(Structured figure records)
↓↓↓

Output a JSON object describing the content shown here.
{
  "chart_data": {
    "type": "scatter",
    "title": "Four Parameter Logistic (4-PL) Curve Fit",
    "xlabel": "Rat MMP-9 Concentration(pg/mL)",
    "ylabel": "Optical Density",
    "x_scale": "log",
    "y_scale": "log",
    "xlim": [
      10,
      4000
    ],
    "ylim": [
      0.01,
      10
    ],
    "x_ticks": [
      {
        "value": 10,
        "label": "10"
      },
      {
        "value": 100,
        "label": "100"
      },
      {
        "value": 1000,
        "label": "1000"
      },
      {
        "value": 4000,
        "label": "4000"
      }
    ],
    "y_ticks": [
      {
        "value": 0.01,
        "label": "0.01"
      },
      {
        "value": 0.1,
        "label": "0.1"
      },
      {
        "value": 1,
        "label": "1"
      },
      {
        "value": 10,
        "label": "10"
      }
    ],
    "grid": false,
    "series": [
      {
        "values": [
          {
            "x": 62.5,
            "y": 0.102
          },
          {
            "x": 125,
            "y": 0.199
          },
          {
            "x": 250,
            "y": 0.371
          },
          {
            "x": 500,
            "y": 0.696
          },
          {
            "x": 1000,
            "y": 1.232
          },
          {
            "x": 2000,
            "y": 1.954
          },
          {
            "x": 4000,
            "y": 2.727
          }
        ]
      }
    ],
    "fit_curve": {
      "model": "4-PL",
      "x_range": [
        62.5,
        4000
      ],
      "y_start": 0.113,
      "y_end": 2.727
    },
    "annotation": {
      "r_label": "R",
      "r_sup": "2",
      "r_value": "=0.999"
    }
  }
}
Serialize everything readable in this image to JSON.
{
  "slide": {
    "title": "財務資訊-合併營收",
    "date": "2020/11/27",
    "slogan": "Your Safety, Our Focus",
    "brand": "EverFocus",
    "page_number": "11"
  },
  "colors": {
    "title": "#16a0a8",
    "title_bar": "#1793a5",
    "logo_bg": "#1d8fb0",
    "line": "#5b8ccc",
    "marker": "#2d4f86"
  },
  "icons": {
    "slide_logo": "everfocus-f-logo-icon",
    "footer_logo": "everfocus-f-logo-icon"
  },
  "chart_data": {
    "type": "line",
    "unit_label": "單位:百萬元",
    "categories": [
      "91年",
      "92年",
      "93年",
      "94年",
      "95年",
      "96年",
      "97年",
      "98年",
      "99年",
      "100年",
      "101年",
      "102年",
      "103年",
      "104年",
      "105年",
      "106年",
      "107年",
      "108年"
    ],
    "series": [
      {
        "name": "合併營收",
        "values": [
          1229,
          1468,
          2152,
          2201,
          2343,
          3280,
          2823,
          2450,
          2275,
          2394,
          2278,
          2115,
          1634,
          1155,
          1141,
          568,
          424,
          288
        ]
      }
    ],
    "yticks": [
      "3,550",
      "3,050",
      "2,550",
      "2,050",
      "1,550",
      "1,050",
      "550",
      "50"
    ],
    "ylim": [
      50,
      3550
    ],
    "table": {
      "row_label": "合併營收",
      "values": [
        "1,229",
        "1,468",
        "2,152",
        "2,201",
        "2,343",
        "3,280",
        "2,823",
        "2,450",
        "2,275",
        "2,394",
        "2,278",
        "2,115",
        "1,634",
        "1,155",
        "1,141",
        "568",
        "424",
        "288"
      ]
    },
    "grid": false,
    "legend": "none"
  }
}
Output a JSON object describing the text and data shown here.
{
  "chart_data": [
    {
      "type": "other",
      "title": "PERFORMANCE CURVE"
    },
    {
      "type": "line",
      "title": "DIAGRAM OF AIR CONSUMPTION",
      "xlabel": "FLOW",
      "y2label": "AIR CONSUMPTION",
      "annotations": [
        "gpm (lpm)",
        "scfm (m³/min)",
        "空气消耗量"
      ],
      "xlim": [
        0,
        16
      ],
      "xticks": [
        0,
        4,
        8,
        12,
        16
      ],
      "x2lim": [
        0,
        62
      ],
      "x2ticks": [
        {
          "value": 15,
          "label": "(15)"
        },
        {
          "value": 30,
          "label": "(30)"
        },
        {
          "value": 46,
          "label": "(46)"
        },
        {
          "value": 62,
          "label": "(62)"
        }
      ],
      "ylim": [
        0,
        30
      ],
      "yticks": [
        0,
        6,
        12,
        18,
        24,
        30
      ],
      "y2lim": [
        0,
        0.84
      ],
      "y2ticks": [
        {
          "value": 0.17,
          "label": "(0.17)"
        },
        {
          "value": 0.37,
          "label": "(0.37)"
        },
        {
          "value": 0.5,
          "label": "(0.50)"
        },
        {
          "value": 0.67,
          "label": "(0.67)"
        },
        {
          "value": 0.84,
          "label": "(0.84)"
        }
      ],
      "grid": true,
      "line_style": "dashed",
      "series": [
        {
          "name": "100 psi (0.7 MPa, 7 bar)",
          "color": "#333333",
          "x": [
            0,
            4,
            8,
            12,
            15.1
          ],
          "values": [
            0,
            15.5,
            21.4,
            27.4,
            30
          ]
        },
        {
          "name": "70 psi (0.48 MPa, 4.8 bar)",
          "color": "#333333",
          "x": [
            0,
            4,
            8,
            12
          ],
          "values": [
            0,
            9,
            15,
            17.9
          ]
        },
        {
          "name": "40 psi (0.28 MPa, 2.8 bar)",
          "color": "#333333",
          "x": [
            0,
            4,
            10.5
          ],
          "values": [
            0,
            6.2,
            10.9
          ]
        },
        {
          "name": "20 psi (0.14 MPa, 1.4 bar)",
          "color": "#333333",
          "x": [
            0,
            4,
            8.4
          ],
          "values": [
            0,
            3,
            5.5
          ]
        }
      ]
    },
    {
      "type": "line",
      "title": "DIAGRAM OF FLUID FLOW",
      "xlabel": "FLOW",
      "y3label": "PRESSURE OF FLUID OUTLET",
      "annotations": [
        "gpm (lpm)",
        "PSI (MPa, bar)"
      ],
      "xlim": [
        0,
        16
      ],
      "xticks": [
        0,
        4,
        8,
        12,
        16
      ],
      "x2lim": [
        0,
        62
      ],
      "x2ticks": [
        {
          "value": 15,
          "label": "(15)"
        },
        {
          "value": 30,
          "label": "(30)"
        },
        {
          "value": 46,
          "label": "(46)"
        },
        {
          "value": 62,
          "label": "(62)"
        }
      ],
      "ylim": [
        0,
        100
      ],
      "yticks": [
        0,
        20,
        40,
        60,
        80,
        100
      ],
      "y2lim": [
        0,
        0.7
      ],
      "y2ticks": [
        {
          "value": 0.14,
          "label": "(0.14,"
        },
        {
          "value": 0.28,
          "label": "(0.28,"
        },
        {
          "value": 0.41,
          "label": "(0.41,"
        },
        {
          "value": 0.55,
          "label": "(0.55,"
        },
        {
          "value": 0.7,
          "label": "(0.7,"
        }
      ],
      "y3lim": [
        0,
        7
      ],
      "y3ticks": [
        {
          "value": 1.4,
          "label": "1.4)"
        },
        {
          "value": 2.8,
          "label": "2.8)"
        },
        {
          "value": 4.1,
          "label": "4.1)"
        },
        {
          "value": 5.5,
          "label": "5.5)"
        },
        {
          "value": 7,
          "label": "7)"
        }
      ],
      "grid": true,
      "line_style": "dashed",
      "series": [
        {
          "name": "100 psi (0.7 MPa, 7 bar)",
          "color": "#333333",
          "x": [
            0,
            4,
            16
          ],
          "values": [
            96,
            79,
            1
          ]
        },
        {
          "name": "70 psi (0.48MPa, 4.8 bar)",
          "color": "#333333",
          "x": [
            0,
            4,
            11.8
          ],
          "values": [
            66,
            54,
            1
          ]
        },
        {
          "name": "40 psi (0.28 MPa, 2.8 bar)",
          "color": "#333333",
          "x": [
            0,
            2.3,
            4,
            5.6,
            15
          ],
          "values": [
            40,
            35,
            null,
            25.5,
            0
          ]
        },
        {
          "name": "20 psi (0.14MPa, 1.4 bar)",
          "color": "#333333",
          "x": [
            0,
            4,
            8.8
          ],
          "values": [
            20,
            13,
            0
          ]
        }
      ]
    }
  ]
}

↑↑↑

__GOAL OF THE EXERCISE__: Your answer should be only the number of lines that hold the word "FLUID".

__EXERCISE OUTPUT__: 2